» **Written problem**: Output each line of the material exactly as it stands.

» **Data records**:
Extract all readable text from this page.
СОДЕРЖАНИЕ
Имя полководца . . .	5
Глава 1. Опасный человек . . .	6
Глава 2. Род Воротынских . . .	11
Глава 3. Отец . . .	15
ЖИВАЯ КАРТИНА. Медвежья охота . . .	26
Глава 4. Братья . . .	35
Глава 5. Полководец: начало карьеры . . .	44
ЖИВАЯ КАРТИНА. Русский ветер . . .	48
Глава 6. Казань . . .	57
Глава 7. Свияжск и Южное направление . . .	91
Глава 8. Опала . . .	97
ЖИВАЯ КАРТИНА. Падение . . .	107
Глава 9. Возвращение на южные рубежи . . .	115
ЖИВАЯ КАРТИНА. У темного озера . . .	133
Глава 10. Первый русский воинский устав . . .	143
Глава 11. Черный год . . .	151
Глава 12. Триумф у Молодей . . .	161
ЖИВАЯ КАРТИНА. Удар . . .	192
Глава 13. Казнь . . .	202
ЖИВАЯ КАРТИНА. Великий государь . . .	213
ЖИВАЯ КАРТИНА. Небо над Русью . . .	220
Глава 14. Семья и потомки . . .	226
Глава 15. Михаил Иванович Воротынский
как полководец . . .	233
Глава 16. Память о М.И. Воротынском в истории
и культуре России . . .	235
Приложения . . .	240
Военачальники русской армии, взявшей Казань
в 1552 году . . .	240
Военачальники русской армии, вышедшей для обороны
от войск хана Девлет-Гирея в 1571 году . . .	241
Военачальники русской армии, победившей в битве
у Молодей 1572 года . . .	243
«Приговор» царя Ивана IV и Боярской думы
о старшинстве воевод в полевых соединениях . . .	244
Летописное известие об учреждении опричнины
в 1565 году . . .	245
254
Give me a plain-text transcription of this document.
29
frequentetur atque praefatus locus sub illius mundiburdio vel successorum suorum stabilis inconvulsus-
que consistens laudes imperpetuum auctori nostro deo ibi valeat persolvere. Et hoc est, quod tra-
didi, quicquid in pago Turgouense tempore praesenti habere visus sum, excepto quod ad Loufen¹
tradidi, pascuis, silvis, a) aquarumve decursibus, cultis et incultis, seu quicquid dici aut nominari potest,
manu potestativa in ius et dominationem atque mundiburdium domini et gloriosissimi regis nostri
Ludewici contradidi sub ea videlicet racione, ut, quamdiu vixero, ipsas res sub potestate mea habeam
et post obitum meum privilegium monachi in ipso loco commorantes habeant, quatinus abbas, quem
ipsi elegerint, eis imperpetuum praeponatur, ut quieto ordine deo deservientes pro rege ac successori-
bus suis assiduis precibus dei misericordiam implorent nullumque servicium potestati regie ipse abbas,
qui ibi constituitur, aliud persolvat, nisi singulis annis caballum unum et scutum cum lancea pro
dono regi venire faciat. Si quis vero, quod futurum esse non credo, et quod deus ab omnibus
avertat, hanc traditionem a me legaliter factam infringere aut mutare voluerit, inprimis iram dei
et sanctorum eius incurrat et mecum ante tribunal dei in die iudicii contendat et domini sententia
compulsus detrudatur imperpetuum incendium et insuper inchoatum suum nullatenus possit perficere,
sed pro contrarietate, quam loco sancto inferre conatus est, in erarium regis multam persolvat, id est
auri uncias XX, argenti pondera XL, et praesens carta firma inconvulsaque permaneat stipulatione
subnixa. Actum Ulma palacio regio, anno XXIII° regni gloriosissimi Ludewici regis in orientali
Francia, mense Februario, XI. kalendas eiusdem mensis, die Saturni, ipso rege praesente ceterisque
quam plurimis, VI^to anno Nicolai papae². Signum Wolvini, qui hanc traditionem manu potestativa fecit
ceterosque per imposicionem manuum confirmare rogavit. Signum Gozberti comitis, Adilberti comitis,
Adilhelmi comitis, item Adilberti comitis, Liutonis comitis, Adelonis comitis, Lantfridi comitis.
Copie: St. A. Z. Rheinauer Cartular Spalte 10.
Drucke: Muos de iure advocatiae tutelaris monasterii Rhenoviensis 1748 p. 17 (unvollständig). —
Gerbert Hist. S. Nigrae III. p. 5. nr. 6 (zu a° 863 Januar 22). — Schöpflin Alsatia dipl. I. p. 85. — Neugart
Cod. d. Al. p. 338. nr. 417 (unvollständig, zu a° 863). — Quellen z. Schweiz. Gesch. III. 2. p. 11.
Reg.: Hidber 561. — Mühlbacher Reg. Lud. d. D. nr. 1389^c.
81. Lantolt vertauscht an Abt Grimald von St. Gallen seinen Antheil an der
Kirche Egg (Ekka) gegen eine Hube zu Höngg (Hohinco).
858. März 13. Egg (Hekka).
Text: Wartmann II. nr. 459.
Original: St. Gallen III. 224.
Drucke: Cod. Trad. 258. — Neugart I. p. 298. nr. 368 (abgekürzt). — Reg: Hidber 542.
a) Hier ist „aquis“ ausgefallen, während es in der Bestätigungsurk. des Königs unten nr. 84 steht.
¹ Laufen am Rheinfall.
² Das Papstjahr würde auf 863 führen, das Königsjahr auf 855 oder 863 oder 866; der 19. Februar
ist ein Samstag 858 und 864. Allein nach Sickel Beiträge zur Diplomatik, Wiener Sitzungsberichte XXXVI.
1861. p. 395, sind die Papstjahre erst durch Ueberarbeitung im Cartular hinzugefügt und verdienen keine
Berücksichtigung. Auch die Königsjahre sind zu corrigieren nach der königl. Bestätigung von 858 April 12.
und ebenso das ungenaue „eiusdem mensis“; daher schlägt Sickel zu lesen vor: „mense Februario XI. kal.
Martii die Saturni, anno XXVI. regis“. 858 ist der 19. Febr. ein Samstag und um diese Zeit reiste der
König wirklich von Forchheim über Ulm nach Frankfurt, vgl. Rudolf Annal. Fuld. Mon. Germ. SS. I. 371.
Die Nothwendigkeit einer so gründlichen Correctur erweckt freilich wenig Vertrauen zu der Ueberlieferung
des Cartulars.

» **Completed exercise**:
Extract all readable text from this page.
СОДЕРЖАНИЕ
Имя полководца . . .	5
Глава 1. Опасный человек . . .	6
Глава 2. Род Воротынских . . .	11
Глава 3. Отец . . .	15
ЖИВАЯ КАРТИНА. Медвежья охота . . .	26
Глава 4. Братья . . .	35
Глава 5. Полководец: начало карьеры . . .	44
ЖИВАЯ КАРТИНА. Русский ветер . . .	48
Глава 6. Казань . . .	57
Глава 7. Свияжск и Южное направление . . .	91
Глава 8. Опала . . .	97
ЖИВАЯ КАРТИНА. Падение . . .	107
Глава 9. Возвращение на южные рубежи . . .	115
ЖИВАЯ КАРТИНА. У темного озера . . .	133
Глава 10. Первый русский воинский устав . . .	143
Глава 11. Черный год . . .	151
Глава 12. Триумф у Молодей . . .	161
ЖИВАЯ КАРТИНА. Удар . . .	192
Глава 13. Казнь . . .	202
ЖИВАЯ КАРТИНА. Великий государь . . .	213
ЖИВАЯ КАРТИНА. Небо над Русью . . .	220
Глава 14. Семья и потомки . . .	226
Глава 15. Михаил Иванович Воротынский
как полководец . . .	233
Глава 16. Память о М.И. Воротынском в истории
и культуре России . . .	235
Приложения . . .	240
Военачальники русской армии, взявшей Казань
в 1552 году . . .	240
Военачальники русской армии, вышедшей для обороны
от войск хана Девлет-Гирея в 1571 году . . .	241
Военачальники русской армии, победившей в битве
у Молодей 1572 года . . .	243
«Приговор» царя Ивана IV и Боярской думы
о старшинстве воевод в полевых соединениях . . .	244
Летописное известие об учреждении опричнины
в 1565 году . . .	245
254
Give me a plain-text transcription of this document.
29
frequentetur atque praefatus locus sub illius mundiburdio vel successorum suorum stabilis inconvulsus-
que consistens laudes imperpetuum auctori nostro deo ibi valeat persolvere. Et hoc est, quod tra-
didi, quicquid in pago Turgouense tempore praesenti habere visus sum, excepto quod ad Loufen¹
tradidi, pascuis, silvis, a) aquarumve decursibus, cultis et incultis, seu quicquid dici aut nominari potest,
manu potestativa in ius et dominationem atque mundiburdium domini et gloriosissimi regis nostri
Ludewici contradidi sub ea videlicet racione, ut, quamdiu vixero, ipsas res sub potestate mea habeam
et post obitum meum privilegium monachi in ipso loco commorantes habeant, quatinus abbas, quem
ipsi elegerint, eis imperpetuum praeponatur, ut quieto ordine deo deservientes pro rege ac successori-
bus suis assiduis precibus dei misericordiam implorent nullumque servicium potestati regie ipse abbas,
qui ibi constituitur, aliud persolvat, nisi singulis annis caballum unum et scutum cum lancea pro
dono regi venire faciat. Si quis vero, quod futurum esse non credo, et quod deus ab omnibus
avertat, hanc traditionem a me legaliter factam infringere aut mutare voluerit, inprimis iram dei
et sanctorum eius incurrat et mecum ante tribunal dei in die iudicii contendat et domini sententia
compulsus detrudatur imperpetuum incendium et insuper inchoatum suum nullatenus possit perficere,
sed pro contrarietate, quam loco sancto inferre conatus est, in erarium regis multam persolvat, id est
auri uncias XX, argenti pondera XL, et praesens carta firma inconvulsaque permaneat stipulatione
subnixa. Actum Ulma palacio regio, anno XXIII° regni gloriosissimi Ludewici regis in orientali
Francia, mense Februario, XI. kalendas eiusdem mensis, die Saturni, ipso rege praesente ceterisque
quam plurimis, VI^to anno Nicolai papae². Signum Wolvini, qui hanc traditionem manu potestativa fecit
ceterosque per imposicionem manuum confirmare rogavit. Signum Gozberti comitis, Adilberti comitis,
Adilhelmi comitis, item Adilberti comitis, Liutonis comitis, Adelonis comitis, Lantfridi comitis.
Copie: St. A. Z. Rheinauer Cartular Spalte 10.
Drucke: Muos de iure advocatiae tutelaris monasterii Rhenoviensis 1748 p. 17 (unvollständig). —
Gerbert Hist. S. Nigrae III. p. 5. nr. 6 (zu a° 863 Januar 22). — Schöpflin Alsatia dipl. I. p. 85. — Neugart
Cod. d. Al. p. 338. nr. 417 (unvollständig, zu a° 863). — Quellen z. Schweiz. Gesch. III. 2. p. 11.
Reg.: Hidber 561. — Mühlbacher Reg. Lud. d. D. nr. 1389^c.
81. Lantolt vertauscht an Abt Grimald von St. Gallen seinen Antheil an der
Kirche Egg (Ekka) gegen eine Hube zu Höngg (Hohinco).
858. März 13. Egg (Hekka).
Text: Wartmann II. nr. 459.
Original: St. Gallen III. 224.
Drucke: Cod. Trad. 258. — Neugart I. p. 298. nr. 368 (abgekürzt). — Reg: Hidber 542.
a) Hier ist „aquis“ ausgefallen, während es in der Bestätigungsurk. des Königs unten nr. 84 steht.
¹ Laufen am Rheinfall.
² Das Papstjahr würde auf 863 führen, das Königsjahr auf 855 oder 863 oder 866; der 19. Februar
ist ein Samstag 858 und 864. Allein nach Sickel Beiträge zur Diplomatik, Wiener Sitzungsberichte XXXVI.
1861. p. 395, sind die Papstjahre erst durch Ueberarbeitung im Cartular hinzugefügt und verdienen keine
Berücksichtigung. Auch die Königsjahre sind zu corrigieren nach der königl. Bestätigung von 858 April 12.
und ebenso das ungenaue „eiusdem mensis“; daher schlägt Sickel zu lesen vor: „mense Februario XI. kal.
Martii die Saturni, anno XXVI. regis“. 858 ist der 19. Febr. ein Samstag und um diese Zeit reiste der
König wirklich von Forchheim über Ulm nach Frankfurt, vgl. Rudolf Annal. Fuld. Mon. Germ. SS. I. 371.
Die Nothwendigkeit einer so gründlichen Correctur erweckt freilich wenig Vertrauen zu der Ueberlieferung
des Cartulars.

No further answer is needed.